▶ **Dataset items**

○ ○ ○ ○ ○

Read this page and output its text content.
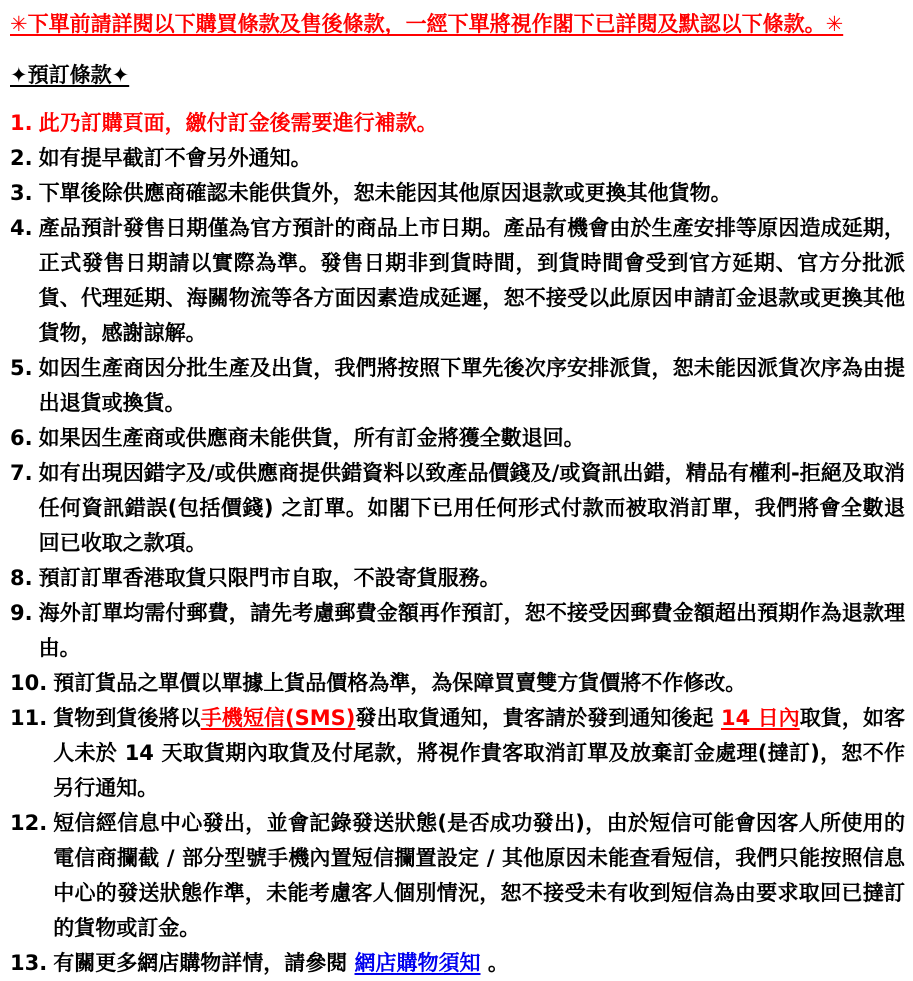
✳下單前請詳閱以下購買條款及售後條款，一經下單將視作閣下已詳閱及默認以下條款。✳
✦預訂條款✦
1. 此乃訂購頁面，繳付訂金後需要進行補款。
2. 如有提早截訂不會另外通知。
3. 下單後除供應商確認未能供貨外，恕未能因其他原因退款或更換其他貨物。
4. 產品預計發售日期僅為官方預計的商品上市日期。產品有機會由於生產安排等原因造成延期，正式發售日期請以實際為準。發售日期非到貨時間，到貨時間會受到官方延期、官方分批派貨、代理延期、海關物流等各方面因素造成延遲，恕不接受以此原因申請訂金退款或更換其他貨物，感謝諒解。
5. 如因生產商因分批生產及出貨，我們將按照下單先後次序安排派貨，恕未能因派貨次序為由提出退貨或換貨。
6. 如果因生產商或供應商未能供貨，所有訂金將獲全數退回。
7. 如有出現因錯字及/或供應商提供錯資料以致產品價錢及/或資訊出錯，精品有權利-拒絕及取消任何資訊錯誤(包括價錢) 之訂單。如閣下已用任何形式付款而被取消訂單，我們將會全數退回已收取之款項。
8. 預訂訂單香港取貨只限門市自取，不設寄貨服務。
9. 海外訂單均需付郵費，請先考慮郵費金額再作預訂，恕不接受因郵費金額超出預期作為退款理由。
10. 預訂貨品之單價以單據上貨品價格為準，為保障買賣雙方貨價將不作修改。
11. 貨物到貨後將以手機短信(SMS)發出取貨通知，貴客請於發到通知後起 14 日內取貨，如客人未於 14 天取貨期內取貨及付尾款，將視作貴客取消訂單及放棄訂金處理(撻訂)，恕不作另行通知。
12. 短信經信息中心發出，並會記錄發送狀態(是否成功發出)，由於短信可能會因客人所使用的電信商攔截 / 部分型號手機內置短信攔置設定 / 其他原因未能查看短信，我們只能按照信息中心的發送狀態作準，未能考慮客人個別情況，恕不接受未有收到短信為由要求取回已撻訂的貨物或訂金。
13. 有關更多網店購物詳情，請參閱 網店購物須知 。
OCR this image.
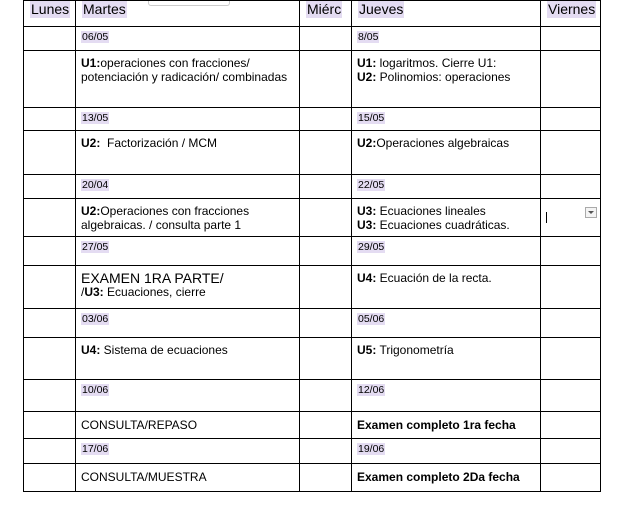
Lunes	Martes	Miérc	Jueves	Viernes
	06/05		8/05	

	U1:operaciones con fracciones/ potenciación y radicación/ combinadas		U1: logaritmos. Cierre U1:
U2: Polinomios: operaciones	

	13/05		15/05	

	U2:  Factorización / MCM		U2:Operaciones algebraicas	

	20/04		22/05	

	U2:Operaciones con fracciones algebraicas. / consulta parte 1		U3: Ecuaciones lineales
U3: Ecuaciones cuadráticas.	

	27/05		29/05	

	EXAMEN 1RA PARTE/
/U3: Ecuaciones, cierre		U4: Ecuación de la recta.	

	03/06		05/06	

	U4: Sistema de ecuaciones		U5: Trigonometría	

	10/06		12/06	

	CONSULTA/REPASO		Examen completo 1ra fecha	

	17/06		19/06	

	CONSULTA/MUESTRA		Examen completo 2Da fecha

○ ○ ○ ○ ○

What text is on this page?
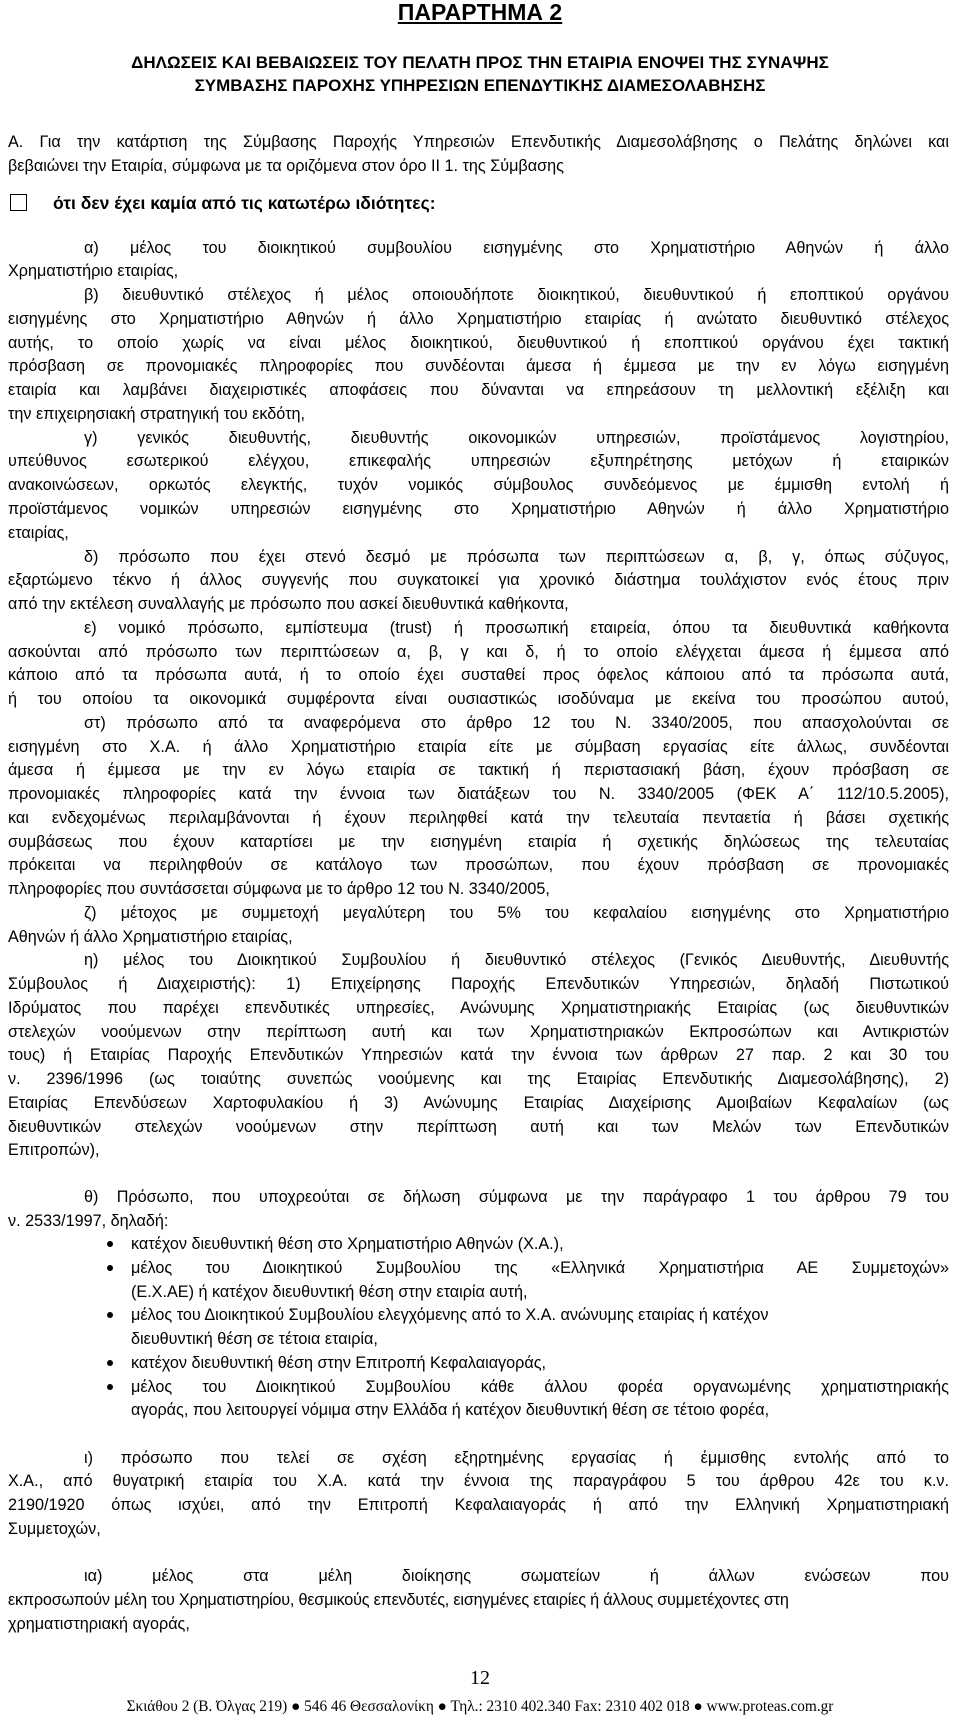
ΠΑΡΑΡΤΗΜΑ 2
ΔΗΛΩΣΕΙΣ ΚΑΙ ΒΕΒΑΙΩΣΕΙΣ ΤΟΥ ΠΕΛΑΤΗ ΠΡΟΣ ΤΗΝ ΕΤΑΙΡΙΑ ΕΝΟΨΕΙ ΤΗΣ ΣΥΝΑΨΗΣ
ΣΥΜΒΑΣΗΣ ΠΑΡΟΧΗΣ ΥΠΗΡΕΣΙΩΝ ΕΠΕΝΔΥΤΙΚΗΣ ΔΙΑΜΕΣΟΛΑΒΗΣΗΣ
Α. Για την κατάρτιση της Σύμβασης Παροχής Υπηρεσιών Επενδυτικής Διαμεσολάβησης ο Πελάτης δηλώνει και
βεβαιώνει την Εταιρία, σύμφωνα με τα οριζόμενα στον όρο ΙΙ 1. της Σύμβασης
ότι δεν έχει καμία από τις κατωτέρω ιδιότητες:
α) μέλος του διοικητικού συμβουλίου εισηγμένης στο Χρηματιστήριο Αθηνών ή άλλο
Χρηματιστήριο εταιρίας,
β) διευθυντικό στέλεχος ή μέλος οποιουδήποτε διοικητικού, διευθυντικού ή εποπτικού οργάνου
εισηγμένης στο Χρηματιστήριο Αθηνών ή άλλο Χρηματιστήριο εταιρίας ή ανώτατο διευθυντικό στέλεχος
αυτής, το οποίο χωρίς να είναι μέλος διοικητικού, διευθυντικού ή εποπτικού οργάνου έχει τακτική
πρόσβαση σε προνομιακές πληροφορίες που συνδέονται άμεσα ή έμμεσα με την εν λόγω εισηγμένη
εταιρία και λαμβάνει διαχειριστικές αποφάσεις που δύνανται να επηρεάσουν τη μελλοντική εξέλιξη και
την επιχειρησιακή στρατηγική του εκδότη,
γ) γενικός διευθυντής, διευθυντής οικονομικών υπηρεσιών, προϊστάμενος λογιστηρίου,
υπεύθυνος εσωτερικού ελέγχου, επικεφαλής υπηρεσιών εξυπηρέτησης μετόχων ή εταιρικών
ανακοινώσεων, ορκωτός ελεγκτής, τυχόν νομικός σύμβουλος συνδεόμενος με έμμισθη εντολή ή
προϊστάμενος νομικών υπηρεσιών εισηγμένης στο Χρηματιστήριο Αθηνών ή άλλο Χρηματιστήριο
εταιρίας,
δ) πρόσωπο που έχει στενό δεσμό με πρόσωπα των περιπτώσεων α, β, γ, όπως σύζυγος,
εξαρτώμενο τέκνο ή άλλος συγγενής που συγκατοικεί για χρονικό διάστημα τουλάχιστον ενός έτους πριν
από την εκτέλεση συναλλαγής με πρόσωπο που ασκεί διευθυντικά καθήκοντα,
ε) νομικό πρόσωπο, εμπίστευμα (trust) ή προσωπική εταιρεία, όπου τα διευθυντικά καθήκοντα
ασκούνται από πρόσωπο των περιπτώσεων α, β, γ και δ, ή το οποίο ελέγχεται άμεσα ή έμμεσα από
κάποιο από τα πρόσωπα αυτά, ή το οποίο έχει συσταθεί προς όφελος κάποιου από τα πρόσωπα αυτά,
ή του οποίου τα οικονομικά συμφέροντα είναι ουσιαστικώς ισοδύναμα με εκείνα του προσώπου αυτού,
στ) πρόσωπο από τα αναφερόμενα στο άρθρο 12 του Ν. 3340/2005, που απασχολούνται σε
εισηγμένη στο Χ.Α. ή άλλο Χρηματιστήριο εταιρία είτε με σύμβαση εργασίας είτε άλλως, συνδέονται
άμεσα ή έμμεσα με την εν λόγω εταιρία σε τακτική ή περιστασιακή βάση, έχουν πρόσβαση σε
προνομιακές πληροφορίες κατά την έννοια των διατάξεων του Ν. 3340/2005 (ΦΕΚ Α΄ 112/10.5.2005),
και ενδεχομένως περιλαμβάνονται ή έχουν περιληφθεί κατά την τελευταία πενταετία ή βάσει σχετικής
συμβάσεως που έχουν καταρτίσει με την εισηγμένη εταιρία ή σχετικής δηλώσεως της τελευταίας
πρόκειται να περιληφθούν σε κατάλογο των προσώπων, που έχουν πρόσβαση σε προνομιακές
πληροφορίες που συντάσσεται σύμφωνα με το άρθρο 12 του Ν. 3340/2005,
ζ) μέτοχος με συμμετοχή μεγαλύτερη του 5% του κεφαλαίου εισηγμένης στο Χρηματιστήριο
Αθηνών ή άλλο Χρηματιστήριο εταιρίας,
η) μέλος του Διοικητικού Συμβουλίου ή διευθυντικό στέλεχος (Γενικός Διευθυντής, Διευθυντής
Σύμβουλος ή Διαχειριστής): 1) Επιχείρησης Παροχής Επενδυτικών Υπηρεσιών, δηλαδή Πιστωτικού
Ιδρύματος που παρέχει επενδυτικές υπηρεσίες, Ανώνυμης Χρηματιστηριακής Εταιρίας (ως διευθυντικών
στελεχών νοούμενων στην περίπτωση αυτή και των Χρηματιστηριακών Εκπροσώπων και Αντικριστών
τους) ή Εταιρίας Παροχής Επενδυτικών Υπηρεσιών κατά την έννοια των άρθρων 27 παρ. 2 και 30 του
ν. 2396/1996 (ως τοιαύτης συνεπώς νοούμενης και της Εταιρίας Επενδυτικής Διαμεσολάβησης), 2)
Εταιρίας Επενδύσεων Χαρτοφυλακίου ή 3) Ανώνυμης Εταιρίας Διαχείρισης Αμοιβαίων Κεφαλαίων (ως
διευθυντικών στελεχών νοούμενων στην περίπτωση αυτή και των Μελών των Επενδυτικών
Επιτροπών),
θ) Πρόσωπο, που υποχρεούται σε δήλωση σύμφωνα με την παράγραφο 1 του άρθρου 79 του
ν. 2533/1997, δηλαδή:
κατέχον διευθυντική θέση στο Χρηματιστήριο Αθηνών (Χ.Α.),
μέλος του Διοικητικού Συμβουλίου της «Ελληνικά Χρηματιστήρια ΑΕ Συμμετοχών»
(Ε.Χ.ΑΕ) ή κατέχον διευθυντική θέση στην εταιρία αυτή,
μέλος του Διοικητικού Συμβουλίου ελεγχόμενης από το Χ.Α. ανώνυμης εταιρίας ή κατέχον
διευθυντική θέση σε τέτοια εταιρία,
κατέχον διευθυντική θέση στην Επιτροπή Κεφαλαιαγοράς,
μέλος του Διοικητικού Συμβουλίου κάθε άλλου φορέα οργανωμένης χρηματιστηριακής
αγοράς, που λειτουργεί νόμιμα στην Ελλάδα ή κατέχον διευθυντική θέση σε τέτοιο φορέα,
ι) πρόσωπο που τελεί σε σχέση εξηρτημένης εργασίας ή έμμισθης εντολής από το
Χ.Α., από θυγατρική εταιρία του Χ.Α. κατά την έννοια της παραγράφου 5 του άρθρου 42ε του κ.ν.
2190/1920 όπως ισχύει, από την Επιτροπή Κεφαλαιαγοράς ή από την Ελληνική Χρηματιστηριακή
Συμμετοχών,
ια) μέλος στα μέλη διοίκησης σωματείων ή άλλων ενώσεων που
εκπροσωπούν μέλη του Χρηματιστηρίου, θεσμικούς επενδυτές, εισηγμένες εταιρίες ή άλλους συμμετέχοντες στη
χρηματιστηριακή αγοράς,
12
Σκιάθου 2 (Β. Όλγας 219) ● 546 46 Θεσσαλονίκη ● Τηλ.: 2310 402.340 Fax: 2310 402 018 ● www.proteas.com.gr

○ ○ ○ ○ ○

▶ **WHAT THE EXERCISE ASKS**
Above are records; say how many of their lines contain the word "φορέα", giving only the number.

▶ **OUTPUT FOR THIS EXERCISE**
2